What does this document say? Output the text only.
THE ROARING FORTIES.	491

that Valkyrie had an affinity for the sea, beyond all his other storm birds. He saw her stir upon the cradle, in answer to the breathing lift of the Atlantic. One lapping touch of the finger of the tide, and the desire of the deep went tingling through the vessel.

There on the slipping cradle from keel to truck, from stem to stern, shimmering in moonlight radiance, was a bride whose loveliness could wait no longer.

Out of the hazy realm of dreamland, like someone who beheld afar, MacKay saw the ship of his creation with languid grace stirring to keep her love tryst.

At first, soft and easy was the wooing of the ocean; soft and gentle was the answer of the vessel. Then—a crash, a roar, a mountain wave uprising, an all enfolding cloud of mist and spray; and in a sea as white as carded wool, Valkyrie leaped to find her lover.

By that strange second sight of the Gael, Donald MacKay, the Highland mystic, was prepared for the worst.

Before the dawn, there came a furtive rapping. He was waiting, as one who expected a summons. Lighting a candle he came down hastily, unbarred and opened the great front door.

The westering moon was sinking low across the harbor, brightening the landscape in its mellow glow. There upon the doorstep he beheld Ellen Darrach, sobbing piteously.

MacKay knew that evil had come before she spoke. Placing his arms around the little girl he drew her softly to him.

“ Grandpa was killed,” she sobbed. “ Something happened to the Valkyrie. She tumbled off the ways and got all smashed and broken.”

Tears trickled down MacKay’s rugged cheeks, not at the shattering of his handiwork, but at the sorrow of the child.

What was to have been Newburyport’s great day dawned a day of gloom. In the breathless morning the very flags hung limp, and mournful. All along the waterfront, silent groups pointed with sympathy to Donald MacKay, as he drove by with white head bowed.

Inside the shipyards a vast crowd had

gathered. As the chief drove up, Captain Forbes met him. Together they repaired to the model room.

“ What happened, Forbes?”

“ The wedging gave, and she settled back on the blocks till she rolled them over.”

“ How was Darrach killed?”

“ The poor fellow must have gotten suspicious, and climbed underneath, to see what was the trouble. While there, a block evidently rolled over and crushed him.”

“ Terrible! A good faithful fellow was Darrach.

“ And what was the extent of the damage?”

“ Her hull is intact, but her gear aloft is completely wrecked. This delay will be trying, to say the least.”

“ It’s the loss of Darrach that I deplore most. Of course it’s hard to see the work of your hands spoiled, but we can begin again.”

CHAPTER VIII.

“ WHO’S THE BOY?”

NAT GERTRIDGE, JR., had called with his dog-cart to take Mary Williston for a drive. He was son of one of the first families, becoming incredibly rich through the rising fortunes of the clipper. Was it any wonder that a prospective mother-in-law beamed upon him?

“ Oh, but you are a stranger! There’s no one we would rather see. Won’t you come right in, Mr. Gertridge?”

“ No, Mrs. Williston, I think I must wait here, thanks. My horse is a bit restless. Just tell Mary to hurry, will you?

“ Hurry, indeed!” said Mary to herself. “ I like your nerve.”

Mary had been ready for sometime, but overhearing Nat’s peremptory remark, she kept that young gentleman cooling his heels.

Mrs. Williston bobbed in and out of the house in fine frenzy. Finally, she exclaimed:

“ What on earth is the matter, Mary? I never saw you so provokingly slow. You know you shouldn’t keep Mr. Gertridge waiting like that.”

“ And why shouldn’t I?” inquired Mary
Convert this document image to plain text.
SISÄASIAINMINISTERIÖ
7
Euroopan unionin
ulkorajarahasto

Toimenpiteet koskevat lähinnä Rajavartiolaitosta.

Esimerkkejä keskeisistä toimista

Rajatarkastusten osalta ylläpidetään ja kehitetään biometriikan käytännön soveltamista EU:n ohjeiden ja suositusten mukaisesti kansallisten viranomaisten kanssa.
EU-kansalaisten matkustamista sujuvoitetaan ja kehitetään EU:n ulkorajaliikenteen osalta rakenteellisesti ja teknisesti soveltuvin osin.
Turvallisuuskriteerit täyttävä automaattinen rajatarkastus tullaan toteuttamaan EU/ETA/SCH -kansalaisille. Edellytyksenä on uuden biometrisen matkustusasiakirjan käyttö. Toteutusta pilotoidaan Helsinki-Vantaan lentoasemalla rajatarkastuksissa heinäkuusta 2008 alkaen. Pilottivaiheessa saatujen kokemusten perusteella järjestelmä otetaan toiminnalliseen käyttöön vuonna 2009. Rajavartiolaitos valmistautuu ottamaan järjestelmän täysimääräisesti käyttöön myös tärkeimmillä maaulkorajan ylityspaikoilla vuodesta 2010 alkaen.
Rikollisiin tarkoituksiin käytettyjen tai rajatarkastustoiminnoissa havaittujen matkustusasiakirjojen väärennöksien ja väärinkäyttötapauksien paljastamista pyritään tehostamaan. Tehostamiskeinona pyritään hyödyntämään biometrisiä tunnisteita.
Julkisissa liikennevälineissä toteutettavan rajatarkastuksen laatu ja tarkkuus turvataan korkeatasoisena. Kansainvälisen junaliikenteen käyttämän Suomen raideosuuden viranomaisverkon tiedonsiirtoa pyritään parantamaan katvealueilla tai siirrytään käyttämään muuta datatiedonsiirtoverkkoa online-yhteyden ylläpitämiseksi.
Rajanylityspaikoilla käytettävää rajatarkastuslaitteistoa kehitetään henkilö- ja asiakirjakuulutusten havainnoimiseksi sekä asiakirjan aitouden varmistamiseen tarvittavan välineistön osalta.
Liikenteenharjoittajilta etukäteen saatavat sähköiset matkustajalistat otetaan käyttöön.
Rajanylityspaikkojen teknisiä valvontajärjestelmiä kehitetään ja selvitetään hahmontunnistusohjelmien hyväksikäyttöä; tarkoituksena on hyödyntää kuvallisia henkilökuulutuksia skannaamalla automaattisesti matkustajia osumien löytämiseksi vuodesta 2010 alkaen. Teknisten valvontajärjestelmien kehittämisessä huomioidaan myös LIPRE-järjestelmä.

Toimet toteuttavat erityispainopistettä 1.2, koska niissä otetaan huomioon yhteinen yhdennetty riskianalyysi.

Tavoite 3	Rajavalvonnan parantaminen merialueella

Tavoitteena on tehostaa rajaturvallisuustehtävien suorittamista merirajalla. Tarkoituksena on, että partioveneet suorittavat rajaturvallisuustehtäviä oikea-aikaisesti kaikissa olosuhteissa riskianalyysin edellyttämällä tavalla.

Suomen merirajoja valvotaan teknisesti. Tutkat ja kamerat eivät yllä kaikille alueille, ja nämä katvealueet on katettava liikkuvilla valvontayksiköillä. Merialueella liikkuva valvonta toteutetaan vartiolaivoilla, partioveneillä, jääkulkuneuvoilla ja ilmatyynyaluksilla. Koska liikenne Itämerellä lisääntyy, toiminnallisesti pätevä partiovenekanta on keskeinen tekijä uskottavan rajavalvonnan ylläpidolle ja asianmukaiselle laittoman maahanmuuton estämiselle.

--------------------------------------------------

* Task:
Select every line in the material above where the string "järjestelmä" occurs, and copy it.

* Result for this task:
Turvallisuuskriteerit täyttävä automaattinen rajatarkastus tullaan toteuttamaan EU/ETA/SCH -kansalaisille. Edellytyksenä on uuden biometrisen matkustusasiakirjan käyttö. Toteutusta pilotoidaan Helsinki-Vantaan lentoasemalla rajatarkastuksissa heinäkuusta 2008 alkaen. Pilottivaiheessa saatujen kokemusten perusteella järjestelmä otetaan toiminnalliseen käyttöön vuonna 2009. Rajavartiolaitos valmistautuu ottamaan järjestelmän täysimääräisesti käyttöön myös tärkeimmillä maaulkorajan ylityspaikoilla vuodesta 2010 alkaen.
Rajanylityspaikkojen teknisiä valvontajärjestelmiä kehitetään ja selvitetään hahmontunnistusohjelmien hyväksikäyttöä; tarkoituksena on hyödyntää kuvallisia henkilökuulutuksia skannaamalla automaattisesti matkustajia osumien löytämiseksi vuodesta 2010 alkaen. Teknisten valvontajärjestelmien kehittämisessä huomioidaan myös LIPRE-järjestelmä.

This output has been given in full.